*** THE RECORDS
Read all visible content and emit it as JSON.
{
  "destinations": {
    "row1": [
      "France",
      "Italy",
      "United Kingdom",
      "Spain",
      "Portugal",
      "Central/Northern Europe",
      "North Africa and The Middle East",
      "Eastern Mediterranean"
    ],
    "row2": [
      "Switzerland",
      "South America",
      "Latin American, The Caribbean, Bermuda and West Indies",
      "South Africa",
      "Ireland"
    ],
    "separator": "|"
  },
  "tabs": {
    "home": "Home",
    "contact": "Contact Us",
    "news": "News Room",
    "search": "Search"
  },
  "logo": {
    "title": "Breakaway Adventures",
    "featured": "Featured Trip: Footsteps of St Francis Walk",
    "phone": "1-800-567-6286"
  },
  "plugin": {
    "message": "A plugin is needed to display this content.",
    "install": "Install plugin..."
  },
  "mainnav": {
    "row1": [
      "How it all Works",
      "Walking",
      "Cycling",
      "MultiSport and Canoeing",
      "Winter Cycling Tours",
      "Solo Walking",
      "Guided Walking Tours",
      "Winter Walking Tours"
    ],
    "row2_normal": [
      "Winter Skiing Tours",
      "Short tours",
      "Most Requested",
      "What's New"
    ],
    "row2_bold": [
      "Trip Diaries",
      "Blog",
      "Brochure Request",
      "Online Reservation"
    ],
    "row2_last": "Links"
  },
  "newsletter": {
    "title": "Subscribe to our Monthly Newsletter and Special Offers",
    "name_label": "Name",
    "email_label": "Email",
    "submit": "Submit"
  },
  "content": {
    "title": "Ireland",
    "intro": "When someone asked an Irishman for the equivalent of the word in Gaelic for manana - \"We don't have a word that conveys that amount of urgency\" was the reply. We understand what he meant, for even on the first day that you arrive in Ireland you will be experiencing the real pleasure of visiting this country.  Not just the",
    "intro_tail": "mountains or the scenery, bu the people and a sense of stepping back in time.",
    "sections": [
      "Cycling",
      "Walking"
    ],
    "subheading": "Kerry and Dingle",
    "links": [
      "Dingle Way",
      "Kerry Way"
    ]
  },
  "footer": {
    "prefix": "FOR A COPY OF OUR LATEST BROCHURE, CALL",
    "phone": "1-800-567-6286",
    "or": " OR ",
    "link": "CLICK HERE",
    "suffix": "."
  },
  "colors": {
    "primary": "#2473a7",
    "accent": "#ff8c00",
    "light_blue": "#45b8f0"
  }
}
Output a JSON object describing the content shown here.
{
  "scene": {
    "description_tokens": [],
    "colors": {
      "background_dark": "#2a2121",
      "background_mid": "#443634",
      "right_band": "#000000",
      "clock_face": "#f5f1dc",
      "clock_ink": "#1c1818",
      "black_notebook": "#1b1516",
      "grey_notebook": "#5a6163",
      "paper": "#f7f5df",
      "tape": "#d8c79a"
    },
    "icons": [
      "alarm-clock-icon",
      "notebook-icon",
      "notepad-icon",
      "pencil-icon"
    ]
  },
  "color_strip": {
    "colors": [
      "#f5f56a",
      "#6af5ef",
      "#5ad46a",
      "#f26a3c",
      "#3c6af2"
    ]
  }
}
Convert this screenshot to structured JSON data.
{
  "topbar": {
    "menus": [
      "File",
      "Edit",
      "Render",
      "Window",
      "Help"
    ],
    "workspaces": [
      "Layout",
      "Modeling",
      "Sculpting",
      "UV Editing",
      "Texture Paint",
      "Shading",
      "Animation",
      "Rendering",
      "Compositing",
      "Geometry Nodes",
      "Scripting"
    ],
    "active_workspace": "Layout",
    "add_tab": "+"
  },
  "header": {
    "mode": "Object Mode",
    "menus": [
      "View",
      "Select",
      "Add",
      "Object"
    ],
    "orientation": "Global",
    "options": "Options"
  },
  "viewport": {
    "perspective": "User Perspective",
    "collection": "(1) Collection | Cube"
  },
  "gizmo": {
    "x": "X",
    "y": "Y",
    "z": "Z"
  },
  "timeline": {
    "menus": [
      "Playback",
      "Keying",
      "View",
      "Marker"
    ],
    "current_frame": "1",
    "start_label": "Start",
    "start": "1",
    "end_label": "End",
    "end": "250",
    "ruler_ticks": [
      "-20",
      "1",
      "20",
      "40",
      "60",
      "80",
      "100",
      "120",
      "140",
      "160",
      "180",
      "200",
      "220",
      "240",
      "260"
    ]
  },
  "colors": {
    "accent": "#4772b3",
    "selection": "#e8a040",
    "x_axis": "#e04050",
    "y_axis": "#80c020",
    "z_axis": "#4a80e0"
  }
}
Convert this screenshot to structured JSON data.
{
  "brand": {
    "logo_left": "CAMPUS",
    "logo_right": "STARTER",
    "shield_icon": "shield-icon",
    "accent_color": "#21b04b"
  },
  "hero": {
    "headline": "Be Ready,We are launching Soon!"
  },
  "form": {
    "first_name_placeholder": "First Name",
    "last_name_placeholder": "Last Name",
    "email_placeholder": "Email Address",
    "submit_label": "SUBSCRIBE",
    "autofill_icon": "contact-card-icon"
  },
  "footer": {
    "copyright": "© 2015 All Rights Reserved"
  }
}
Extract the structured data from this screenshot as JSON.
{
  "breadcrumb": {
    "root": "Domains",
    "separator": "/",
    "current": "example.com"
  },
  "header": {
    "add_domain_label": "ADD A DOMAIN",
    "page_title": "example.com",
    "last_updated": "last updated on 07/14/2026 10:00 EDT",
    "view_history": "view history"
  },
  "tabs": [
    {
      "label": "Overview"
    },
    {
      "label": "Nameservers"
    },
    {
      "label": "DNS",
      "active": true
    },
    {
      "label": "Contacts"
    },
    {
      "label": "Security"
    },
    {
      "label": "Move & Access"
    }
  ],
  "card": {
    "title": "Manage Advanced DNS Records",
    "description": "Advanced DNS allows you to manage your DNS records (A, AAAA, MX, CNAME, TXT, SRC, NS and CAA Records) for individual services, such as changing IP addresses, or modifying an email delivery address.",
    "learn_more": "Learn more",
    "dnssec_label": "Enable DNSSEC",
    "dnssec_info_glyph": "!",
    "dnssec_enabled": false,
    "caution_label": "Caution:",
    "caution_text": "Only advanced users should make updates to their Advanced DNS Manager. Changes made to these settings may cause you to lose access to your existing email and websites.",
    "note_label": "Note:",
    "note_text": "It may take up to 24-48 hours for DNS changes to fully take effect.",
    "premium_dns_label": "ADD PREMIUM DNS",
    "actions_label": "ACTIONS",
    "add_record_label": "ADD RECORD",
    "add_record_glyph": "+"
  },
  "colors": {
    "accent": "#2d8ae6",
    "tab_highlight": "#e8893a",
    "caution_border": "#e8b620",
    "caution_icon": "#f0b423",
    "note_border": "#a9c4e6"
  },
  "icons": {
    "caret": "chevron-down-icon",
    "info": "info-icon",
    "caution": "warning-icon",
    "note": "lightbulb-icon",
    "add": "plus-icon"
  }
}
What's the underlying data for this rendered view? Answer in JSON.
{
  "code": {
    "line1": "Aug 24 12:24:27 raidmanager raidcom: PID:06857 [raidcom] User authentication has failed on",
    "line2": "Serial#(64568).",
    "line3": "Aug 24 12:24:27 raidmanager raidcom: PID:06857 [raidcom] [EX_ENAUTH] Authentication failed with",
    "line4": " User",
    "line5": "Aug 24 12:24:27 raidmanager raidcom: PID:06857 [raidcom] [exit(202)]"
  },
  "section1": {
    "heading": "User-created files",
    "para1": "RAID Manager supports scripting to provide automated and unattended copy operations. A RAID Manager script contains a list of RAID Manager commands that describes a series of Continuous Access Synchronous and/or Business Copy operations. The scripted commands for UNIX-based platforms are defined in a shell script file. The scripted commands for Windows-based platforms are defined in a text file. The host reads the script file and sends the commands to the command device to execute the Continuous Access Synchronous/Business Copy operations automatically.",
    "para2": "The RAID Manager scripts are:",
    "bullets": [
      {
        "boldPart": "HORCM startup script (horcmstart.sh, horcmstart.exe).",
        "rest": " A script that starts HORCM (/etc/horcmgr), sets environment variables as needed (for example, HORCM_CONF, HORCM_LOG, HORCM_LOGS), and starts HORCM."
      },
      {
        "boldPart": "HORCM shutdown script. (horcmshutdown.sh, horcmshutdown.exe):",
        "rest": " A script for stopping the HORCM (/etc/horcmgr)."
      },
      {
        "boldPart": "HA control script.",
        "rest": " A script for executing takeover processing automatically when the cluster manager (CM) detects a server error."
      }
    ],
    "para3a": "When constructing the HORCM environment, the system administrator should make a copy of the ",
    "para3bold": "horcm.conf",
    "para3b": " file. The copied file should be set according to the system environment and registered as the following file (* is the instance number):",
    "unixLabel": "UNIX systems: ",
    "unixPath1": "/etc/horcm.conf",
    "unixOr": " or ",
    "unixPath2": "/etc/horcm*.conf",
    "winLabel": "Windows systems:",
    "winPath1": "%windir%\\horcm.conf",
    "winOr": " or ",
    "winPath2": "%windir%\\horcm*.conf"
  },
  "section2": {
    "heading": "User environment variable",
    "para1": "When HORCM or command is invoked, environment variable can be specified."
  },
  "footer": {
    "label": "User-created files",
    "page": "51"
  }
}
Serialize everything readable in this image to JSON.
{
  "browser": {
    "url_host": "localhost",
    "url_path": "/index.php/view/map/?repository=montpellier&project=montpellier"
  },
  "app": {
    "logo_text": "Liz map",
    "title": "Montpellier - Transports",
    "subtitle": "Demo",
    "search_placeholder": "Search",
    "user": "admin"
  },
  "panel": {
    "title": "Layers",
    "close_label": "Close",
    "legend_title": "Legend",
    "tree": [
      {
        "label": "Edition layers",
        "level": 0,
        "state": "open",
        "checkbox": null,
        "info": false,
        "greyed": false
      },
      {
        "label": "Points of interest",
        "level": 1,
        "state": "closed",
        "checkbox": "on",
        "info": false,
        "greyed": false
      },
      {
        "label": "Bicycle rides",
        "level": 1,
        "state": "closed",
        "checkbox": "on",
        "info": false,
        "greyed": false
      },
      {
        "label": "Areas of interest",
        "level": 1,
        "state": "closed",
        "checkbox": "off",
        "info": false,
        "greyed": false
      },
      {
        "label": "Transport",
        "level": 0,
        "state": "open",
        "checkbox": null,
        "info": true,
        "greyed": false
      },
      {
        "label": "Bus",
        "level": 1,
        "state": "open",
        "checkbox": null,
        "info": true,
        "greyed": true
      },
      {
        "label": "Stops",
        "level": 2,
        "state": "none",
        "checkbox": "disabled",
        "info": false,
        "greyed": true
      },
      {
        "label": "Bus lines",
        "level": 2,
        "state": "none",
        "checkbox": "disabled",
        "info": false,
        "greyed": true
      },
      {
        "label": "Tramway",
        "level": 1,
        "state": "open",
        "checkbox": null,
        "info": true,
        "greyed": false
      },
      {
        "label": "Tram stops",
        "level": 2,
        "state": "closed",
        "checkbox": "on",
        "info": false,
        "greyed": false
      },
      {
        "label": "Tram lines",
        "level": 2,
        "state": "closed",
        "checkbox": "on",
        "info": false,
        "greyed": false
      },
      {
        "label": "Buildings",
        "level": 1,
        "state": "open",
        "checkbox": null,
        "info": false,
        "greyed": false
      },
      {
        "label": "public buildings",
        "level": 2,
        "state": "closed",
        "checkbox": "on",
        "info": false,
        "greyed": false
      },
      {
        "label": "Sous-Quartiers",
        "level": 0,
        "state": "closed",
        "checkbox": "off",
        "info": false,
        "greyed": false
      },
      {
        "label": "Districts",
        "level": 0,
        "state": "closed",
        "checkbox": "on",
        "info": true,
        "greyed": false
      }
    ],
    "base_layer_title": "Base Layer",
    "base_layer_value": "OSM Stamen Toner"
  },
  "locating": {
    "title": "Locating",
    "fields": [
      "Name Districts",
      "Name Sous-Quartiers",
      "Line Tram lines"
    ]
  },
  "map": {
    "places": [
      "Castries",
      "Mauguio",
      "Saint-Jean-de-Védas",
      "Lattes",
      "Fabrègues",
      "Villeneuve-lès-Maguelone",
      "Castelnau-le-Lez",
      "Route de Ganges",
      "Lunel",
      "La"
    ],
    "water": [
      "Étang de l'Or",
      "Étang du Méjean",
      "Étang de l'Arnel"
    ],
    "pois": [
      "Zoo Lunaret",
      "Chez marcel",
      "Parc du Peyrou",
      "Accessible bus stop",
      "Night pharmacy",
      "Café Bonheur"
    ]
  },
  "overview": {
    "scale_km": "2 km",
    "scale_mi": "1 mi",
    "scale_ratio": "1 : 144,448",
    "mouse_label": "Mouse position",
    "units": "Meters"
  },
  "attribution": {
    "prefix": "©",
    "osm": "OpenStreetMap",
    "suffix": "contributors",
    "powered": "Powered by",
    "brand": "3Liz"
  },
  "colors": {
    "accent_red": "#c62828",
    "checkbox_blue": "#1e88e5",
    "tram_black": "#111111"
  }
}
******
• [REQUIREMENT] Go through the listing above and report how many of its lines contain the word "files", with only the number as output.

• [ANSWER TO THE TASK] 2